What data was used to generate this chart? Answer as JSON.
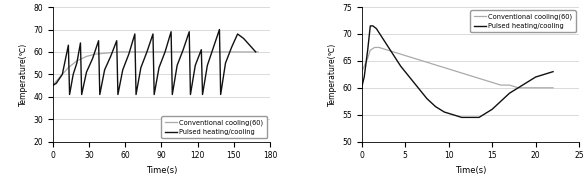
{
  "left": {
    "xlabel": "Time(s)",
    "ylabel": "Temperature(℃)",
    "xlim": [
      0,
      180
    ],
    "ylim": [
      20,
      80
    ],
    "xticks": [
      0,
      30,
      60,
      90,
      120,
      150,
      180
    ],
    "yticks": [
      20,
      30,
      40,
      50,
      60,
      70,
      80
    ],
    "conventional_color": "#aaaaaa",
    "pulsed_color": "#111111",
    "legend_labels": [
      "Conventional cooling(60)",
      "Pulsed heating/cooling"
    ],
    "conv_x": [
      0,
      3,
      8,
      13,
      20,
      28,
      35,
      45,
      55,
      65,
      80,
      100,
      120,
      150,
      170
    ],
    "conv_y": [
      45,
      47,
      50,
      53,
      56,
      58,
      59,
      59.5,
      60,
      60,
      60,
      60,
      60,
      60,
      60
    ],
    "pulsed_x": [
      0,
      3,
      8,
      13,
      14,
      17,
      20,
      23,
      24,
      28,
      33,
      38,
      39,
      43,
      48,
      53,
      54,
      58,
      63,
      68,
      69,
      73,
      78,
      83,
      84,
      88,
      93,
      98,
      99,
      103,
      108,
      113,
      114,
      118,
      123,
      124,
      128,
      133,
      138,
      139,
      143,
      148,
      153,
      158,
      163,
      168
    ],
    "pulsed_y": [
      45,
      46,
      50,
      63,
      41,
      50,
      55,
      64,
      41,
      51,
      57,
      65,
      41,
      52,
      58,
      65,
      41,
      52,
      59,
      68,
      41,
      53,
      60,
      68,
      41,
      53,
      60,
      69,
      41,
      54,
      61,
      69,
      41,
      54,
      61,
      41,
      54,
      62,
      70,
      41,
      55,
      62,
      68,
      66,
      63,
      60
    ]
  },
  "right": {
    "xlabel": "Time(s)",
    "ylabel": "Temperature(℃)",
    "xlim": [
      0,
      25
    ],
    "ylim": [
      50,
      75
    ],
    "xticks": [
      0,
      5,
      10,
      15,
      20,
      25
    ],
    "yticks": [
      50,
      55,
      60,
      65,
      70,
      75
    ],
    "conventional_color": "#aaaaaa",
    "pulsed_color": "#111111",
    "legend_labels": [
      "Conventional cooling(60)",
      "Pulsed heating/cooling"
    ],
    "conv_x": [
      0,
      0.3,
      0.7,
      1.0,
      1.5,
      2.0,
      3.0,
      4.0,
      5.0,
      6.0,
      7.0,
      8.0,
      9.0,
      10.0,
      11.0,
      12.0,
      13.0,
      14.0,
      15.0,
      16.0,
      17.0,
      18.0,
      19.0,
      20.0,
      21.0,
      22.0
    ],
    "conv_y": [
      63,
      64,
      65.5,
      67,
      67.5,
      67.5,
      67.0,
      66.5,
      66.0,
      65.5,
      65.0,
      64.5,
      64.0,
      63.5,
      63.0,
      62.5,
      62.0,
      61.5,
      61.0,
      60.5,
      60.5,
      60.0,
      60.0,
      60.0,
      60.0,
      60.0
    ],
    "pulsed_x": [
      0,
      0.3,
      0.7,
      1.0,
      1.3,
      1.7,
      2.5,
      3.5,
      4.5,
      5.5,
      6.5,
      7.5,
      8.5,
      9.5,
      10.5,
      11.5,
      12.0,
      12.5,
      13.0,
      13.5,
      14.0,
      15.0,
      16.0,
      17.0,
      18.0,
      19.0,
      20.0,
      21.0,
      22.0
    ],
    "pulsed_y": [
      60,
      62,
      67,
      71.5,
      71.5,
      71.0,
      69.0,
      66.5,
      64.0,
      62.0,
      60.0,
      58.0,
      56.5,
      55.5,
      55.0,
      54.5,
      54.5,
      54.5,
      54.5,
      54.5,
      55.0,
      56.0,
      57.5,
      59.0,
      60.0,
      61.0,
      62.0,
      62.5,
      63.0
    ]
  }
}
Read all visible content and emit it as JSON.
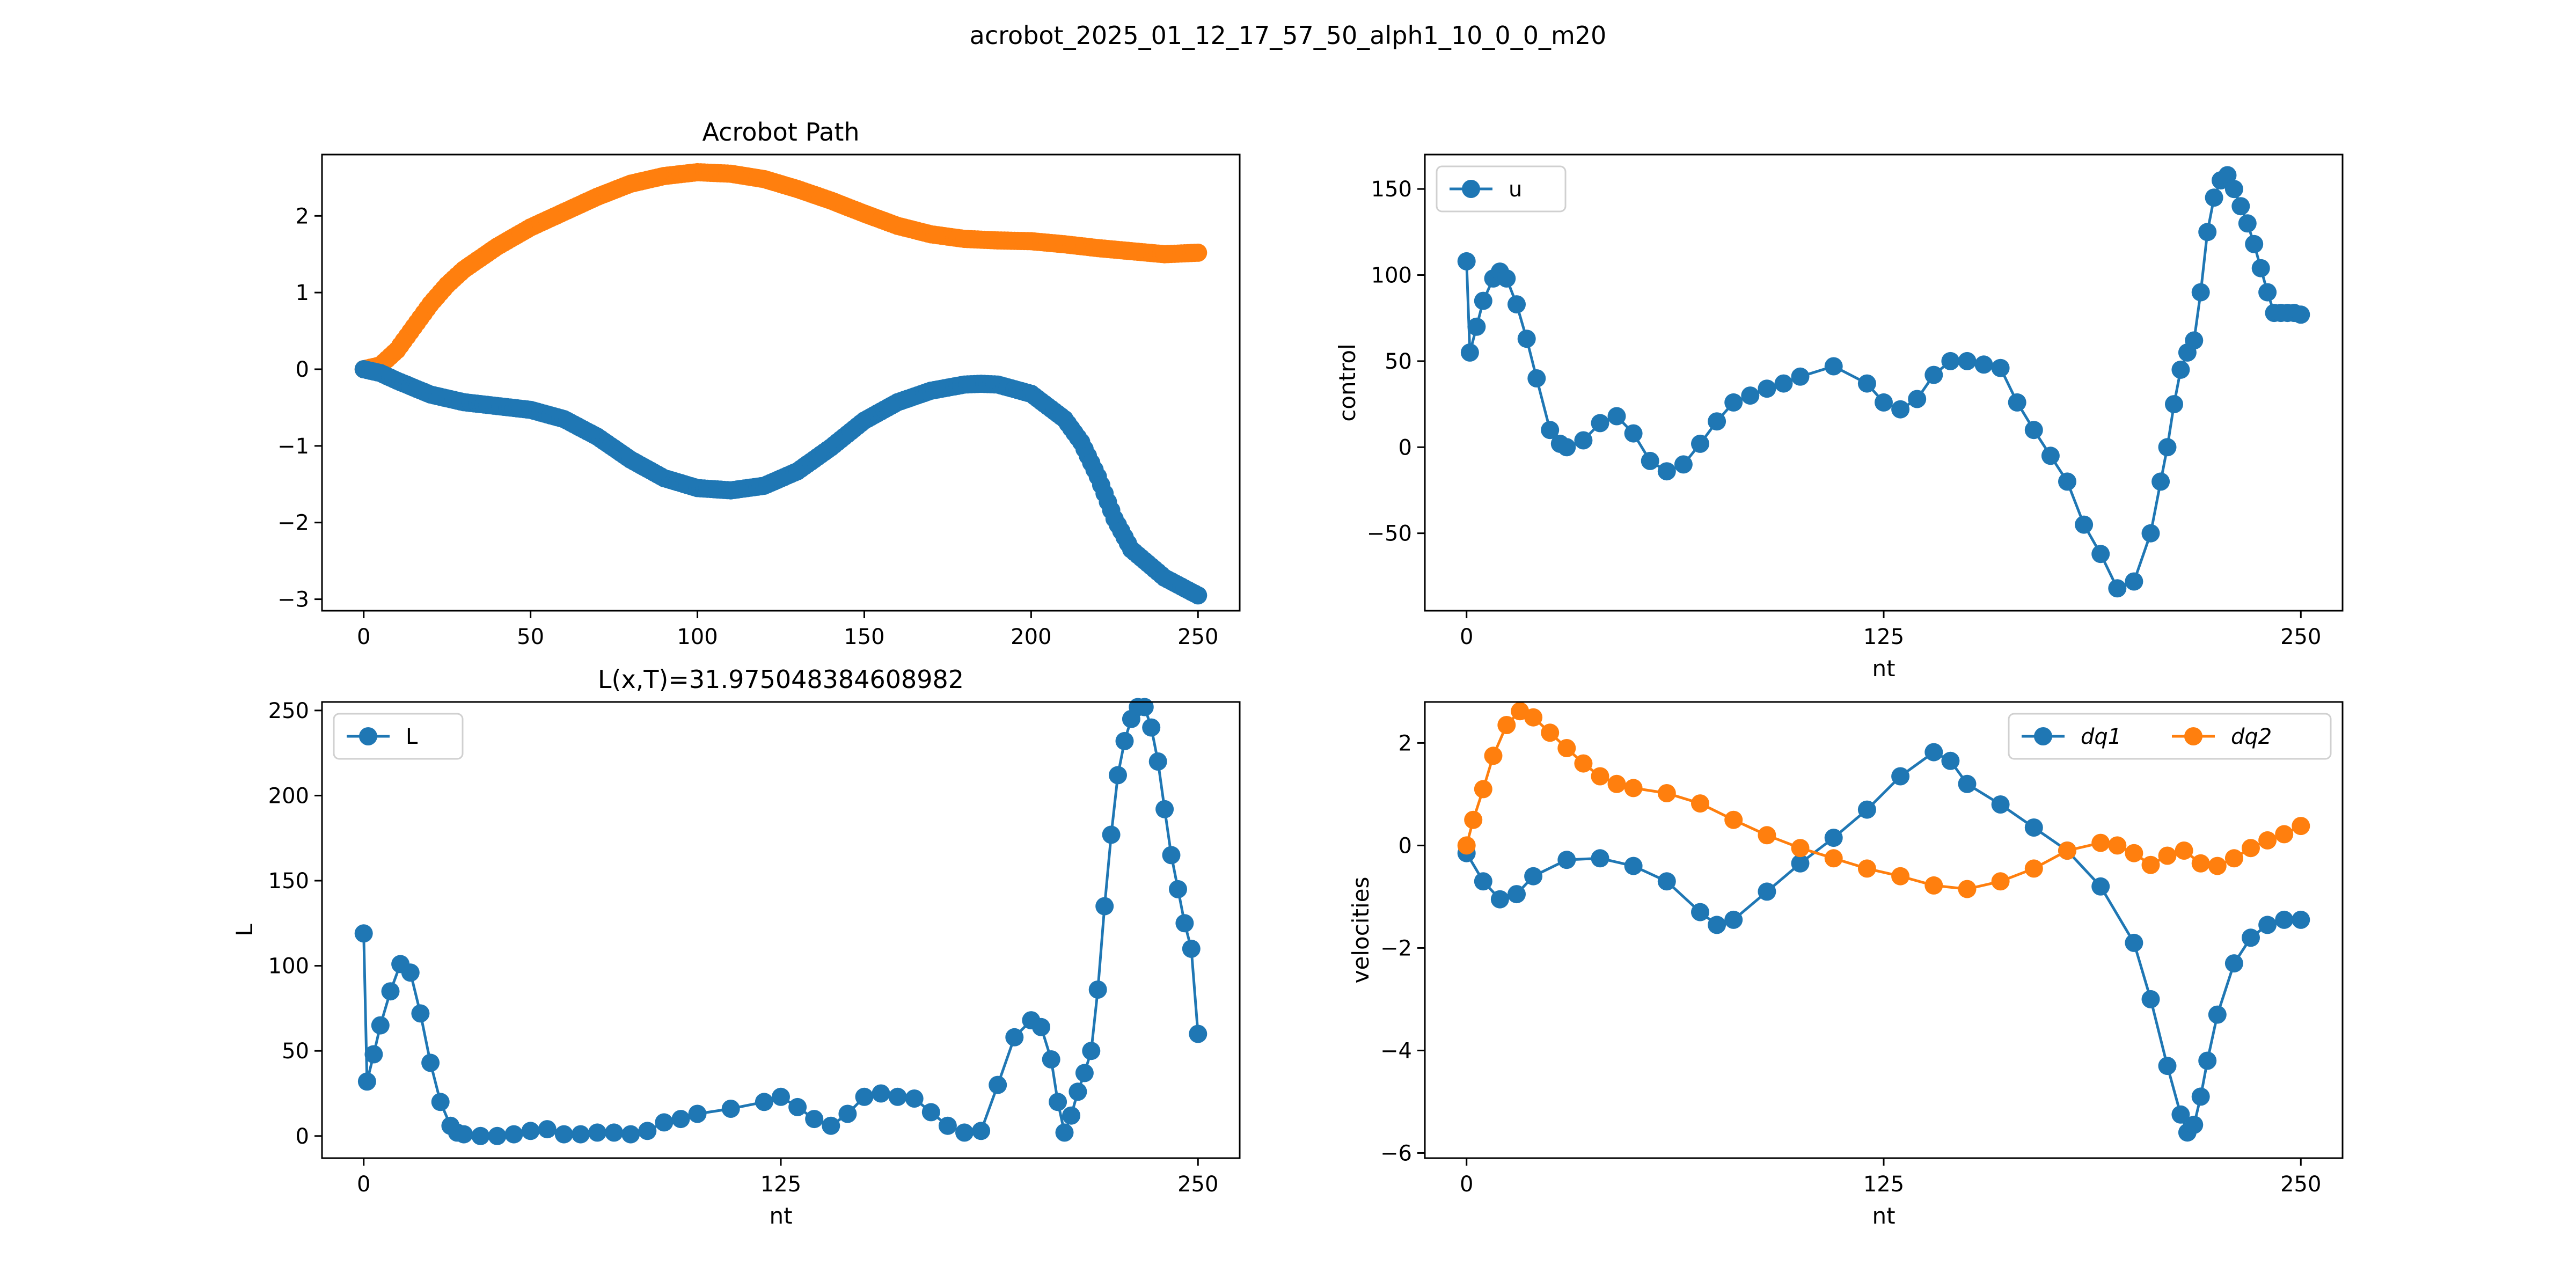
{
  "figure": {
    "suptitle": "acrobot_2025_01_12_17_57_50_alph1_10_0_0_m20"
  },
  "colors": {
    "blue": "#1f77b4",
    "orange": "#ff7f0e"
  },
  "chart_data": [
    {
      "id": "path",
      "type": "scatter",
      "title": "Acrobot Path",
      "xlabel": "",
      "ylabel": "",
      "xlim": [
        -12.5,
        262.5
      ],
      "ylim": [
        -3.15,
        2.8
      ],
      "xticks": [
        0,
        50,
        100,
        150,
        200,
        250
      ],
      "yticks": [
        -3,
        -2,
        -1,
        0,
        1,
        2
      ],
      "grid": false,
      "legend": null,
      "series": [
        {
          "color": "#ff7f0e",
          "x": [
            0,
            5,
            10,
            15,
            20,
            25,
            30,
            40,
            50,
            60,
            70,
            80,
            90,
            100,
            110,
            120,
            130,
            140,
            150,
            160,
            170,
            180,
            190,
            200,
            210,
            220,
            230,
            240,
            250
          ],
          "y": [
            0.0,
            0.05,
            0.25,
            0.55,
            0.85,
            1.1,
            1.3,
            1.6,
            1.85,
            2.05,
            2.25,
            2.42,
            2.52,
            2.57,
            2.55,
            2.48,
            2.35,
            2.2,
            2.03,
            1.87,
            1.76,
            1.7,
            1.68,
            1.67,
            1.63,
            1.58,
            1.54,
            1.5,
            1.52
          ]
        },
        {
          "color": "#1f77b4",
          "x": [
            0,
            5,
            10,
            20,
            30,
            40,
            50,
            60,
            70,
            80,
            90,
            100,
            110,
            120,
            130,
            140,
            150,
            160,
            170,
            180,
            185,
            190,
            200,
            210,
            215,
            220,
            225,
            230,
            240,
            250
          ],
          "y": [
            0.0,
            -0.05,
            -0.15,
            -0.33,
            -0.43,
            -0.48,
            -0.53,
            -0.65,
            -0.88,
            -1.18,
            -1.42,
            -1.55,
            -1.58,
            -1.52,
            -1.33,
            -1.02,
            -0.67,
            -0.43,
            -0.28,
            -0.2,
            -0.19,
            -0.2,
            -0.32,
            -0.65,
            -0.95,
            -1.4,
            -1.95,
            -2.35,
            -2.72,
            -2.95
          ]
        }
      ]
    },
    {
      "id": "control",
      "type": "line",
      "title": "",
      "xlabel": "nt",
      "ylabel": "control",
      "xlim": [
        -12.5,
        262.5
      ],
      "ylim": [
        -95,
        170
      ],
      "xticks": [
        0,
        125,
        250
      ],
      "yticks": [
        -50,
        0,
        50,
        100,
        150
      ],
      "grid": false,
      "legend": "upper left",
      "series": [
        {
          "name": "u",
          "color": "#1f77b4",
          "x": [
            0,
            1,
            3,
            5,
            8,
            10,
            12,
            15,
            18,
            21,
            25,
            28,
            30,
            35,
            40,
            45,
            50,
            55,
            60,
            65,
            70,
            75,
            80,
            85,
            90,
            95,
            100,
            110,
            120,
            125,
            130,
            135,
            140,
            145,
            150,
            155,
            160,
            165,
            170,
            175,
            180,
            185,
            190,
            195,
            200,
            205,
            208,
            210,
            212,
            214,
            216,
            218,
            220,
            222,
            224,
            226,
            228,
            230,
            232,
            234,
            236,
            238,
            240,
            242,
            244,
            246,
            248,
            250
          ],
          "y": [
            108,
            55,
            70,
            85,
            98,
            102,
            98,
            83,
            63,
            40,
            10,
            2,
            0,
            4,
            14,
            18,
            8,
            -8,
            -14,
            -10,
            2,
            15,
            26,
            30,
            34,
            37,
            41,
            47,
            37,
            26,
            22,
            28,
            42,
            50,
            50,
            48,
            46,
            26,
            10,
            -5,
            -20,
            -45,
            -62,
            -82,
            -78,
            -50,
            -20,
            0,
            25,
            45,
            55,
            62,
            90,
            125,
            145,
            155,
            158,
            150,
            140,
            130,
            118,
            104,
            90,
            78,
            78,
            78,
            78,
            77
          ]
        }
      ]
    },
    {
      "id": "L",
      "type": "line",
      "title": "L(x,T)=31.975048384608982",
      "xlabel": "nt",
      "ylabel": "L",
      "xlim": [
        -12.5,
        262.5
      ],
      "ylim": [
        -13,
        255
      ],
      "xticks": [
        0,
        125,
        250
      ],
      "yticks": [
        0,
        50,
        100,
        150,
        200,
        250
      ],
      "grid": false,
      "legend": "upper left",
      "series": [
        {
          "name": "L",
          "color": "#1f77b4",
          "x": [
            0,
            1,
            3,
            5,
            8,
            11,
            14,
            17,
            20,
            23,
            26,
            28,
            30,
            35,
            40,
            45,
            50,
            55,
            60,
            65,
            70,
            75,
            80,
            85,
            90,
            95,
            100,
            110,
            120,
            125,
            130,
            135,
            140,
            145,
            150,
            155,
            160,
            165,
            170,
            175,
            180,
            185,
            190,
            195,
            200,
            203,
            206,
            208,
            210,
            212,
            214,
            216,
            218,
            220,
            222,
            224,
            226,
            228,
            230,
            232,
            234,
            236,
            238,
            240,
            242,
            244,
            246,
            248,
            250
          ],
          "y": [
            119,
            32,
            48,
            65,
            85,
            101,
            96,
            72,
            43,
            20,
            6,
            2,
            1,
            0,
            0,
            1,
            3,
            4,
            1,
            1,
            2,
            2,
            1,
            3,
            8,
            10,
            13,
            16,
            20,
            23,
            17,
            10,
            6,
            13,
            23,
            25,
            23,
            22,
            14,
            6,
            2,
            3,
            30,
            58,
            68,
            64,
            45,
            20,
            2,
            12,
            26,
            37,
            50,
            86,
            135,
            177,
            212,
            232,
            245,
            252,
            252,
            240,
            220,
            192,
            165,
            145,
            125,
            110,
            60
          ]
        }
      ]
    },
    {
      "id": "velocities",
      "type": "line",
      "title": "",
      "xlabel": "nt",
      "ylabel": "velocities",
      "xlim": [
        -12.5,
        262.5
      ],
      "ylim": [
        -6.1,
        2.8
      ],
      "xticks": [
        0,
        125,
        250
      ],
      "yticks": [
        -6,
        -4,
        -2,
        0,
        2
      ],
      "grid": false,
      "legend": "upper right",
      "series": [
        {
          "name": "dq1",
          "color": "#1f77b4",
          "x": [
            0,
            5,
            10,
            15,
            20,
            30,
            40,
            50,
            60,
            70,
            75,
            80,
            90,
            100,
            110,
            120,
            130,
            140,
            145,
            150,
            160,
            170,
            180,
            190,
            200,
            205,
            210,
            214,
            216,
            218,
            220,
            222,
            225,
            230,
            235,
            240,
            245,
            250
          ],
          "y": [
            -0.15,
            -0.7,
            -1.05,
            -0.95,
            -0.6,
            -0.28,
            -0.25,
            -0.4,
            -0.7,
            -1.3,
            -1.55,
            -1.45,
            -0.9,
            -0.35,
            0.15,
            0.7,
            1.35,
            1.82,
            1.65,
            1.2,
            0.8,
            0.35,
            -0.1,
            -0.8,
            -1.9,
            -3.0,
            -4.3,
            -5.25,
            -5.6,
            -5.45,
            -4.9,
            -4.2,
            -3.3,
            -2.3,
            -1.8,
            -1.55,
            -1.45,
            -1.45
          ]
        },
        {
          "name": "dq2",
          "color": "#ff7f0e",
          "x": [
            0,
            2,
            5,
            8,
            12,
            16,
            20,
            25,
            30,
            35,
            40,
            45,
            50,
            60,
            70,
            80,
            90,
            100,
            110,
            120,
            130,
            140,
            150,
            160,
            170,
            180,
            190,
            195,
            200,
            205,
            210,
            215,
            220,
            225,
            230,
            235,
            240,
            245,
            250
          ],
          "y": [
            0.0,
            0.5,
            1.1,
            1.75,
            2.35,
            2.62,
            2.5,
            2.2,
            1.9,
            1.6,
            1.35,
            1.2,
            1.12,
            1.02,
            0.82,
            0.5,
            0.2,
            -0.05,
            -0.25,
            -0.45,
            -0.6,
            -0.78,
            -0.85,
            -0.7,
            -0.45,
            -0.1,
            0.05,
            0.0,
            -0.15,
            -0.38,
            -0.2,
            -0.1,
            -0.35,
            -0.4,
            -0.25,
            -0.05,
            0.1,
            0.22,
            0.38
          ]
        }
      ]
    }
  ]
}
□ □ □ □ □
◆ To do: Pull out each line of the entries that contains "ylabel".

◆ Answer to the task:
    "ylabel": "Temperature(℃)",
    "ylabel": "Temperature(℃)",
      "ylabel": "",
      "ylabel": "control",
      "ylabel": "L",
      "ylabel": "velocities",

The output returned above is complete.